_Data supplied_
* * *

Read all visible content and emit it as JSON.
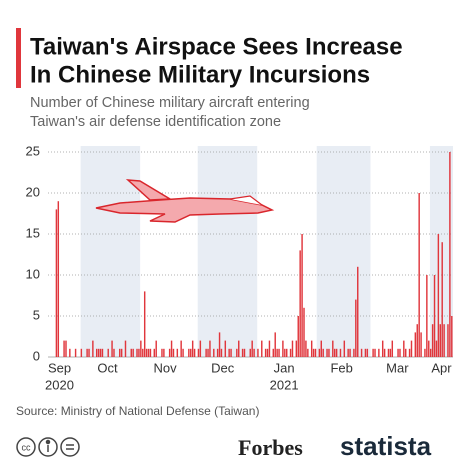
{
  "chart_data": {
    "type": "bar",
    "title": [
      "Taiwan's Airspace Sees Increase",
      "In Chinese Military Incursions"
    ],
    "subtitle": [
      "Number of Chinese military aircraft entering",
      "Taiwan's air defense identification zone"
    ],
    "values": [
      0,
      0,
      0,
      0,
      18,
      19,
      0,
      0,
      2,
      2,
      0,
      1,
      0,
      0,
      1,
      0,
      0,
      1,
      0,
      0,
      1,
      1,
      0,
      2,
      0,
      1,
      1,
      1,
      1,
      0,
      0,
      1,
      0,
      2,
      1,
      0,
      0,
      1,
      1,
      0,
      2,
      0,
      0,
      1,
      1,
      0,
      1,
      1,
      2,
      1,
      8,
      1,
      1,
      1,
      0,
      1,
      2,
      0,
      0,
      1,
      1,
      0,
      0,
      1,
      2,
      1,
      0,
      1,
      0,
      2,
      1,
      0,
      0,
      1,
      1,
      2,
      1,
      0,
      1,
      2,
      0,
      0,
      1,
      1,
      2,
      0,
      1,
      0,
      1,
      3,
      1,
      0,
      2,
      0,
      1,
      1,
      0,
      0,
      1,
      2,
      0,
      1,
      1,
      0,
      0,
      1,
      2,
      1,
      0,
      1,
      0,
      2,
      0,
      1,
      1,
      2,
      0,
      1,
      3,
      1,
      1,
      0,
      2,
      1,
      1,
      0,
      1,
      2,
      0,
      2,
      5,
      13,
      15,
      6,
      2,
      1,
      0,
      2,
      1,
      1,
      0,
      1,
      2,
      1,
      0,
      1,
      1,
      0,
      2,
      1,
      1,
      0,
      1,
      0,
      2,
      0,
      1,
      1,
      0,
      1,
      7,
      11,
      0,
      1,
      0,
      1,
      1,
      0,
      0,
      1,
      1,
      0,
      1,
      0,
      2,
      1,
      0,
      1,
      1,
      2,
      0,
      0,
      1,
      1,
      0,
      2,
      1,
      0,
      1,
      2,
      0,
      3,
      4,
      20,
      3,
      0,
      1,
      10,
      2,
      1,
      4,
      10,
      2,
      15,
      4,
      14,
      4,
      0,
      4,
      25,
      5
    ],
    "color": "#e0363c",
    "xlim": [
      0,
      211
    ],
    "xticks": [
      {
        "value": 6,
        "label": "Sep"
      },
      {
        "value": 31,
        "label": "Oct"
      },
      {
        "value": 61,
        "label": "Nov"
      },
      {
        "value": 91,
        "label": "Dec"
      },
      {
        "value": 123,
        "label": "Jan"
      },
      {
        "value": 153,
        "label": "Feb"
      },
      {
        "value": 182,
        "label": "Mar"
      },
      {
        "value": 205,
        "label": "Apr"
      }
    ],
    "year_labels": [
      {
        "value": 6,
        "label": "2020"
      },
      {
        "value": 123,
        "label": "2021"
      }
    ],
    "ylim": [
      0,
      25
    ],
    "yticks": [
      0,
      5,
      10,
      15,
      20,
      25
    ],
    "grid": true,
    "source": "Source: Ministry of National Defense (Taiwan)",
    "footer": [
      "Forbes",
      "statista"
    ]
  }
}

* * *

_Short exercise_
Report only a number: how many lines in the material above contain the string "Chinese".

_Answer to the problem_
2